Fintech Startups Are More Agile And ‘Excel’ In Meeting Real Consumers’ Needsby Fintechnews Switzerland December 4, 2015
Fintech startups are “cannibalizing banks,” attacking every single service typically provided by financial institutions ranging from lending to wealth management among many other areas. Their key strengths: they understand much better the real consumers’ needs and “excel” in meeting those needs, according to IT consulting firm OCTO Technology.
In a white paper called ‘Fintech is Cannibalizing Banks,’ the France-headquartered consulting firm argues that in a world that is changing at the pace of technology, the digital era will not spare any industry, and especially not the financial and banking industry.
Since the subprime crisis, governments have been calling for more competition in a rather exclusive industry, leading to the emergence of new players. And these players “will destroy banking as we know it today,” according to OCTO Technology.
By leveraging technology, fintech startups are more efficient and able to provide services at a much cheaper cost, and thus price.
While incumbent banks and financial institutions often lack an innovative mindset, fintech startups are here to “fill the black spaces … by innovating and by reinventing sometimes the way of doing business.” Most importantly, these startups are actually listening to their users’ needs and are focused on facilitating their lives.
In lending, companies such as Kabbage and OnDesk are reinventing how small businesses get funded, notably by introducing new credit score systems.
For individuals, Lending Club and Prosper directly connect lenders to investors by providing peer-to-peer lending platforms.
In the payments area, services such as Square or Stripe, are providing businesses with a much simpler and cheaper way of accepting Internet payments.
As claimed by OCTO Technology:
“Square has brought in a payment solution for businesses … that is enabling enterprises that aren’t equipped to have access to a payment solution via mobile phone.
“Stripe offers simultaneously a better user experience for the end user and a better developer experience for merchant sites which can implement the solution via its API.”
In wealth management, players such as Wealthfront or Personal Capital have proved that wealthy people are willing to confine their fortunes to non-banks. Their common point is that they are both digitalizing consulting and wealth management.
Banking as we know it is being disrupted by startups such as Simple, Moven and Fidor Bank, which are offering apps instead of traditional branches. Some of these players aren’t bothering with the heavy regulation that banks are subject to, arguing that regulators should adjust the rather outdated requirements to keep up with new business models.

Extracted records
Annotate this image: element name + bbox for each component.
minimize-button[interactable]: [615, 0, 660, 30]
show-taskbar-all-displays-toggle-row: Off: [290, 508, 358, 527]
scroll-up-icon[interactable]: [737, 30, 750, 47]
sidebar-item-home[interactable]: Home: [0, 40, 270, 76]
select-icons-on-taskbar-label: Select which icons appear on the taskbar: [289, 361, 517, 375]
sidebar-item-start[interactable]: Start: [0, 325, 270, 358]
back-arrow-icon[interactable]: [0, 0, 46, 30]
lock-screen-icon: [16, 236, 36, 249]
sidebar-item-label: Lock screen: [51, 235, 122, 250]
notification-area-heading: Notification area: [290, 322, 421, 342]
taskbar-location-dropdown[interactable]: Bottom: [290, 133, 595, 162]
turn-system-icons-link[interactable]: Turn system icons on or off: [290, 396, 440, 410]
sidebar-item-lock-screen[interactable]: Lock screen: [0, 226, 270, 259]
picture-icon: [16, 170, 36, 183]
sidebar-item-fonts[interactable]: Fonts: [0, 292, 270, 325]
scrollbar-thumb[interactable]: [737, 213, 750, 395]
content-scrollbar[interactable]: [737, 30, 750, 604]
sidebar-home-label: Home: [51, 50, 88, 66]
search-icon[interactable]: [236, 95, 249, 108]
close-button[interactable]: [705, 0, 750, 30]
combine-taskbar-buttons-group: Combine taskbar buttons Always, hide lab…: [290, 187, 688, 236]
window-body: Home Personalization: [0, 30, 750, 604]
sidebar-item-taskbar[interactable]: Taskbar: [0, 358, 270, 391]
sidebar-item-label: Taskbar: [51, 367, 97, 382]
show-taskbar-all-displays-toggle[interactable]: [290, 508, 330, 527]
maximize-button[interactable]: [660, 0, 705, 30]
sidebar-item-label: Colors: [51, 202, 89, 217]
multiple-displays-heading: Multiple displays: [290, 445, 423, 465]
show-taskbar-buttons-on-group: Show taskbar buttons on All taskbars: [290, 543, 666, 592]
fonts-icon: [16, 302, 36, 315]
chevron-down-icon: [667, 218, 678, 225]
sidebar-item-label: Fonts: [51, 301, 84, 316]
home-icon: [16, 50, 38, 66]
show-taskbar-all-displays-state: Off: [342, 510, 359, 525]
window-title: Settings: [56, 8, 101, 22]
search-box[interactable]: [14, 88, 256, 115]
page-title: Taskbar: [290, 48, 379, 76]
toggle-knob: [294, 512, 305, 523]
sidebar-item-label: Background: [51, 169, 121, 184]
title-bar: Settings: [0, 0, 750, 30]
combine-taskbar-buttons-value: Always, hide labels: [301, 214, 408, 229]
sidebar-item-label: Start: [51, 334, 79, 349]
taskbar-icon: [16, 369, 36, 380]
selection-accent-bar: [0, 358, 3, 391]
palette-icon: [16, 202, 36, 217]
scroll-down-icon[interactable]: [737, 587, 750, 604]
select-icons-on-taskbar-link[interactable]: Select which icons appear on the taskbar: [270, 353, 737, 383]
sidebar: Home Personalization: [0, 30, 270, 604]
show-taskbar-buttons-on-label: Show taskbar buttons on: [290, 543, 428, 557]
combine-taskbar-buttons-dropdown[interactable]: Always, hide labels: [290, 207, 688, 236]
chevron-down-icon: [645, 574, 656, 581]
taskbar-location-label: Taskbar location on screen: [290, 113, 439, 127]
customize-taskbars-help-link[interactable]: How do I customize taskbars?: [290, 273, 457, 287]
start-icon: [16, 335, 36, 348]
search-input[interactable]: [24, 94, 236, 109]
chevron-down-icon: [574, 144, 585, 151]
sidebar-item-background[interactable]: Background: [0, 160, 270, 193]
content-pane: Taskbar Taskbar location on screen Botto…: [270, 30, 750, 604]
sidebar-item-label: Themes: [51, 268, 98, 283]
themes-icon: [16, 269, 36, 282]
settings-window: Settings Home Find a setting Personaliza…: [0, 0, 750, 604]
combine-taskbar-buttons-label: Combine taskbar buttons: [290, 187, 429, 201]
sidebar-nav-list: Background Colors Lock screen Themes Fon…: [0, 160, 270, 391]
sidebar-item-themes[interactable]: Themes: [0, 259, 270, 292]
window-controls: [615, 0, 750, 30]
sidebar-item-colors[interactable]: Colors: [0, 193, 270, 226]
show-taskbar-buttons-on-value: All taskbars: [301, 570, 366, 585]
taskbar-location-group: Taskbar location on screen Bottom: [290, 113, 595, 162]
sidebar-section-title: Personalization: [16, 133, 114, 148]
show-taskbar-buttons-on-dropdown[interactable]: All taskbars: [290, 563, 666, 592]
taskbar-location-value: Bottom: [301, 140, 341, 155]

▶ [EXERCISE DETAILS]: Could you continue the article on fintech startups challenging banks, starting right after its final sentence?

▶ [TASK RESPONSE]:
In the US, Simple is partnered with BankCorp, which provides the startup with both its precious banking license and the management of its back-office.
German Fidor Bank on the other hand, applied for a banking license, which it obtained in 2009 following 18 months of review.
Digital Banking “Must-Dos”
Given the fierce competitive environment, what are the options left for banks?
Well, OCTO Technology recommends plainly that they should update themselves to meet the challenges of the digitalization of banking and cites six must-dos:
Become “data-driven”: Data should be banks’ main preoccupation notably for marketing purposes. Services such as CardLytics and Cardlinkin offer solutions that allow banks to build customer loyalty.
Work on Big Data: Being data-driven implies that banks need to invest in relevant technologies such as cloud storage. Additionally, it is important to start exploring the field of cross-referencing data.
Conceive real-time architectures: To meet users need for real-time information and access, it is important to invest in technologies that allow instant interactions.
Integrate social media: Social media are essential to engage with prospects and create value. Fidor Bank has excelled in the matter with a customer acquisition cost of only 25 € compared to US$300 for traditional banks in the US.
Focus on “Open Innovation”: The Open Innovation approach consists in developing and exposing tools and services as self-services to third parties and often takes the form of an API.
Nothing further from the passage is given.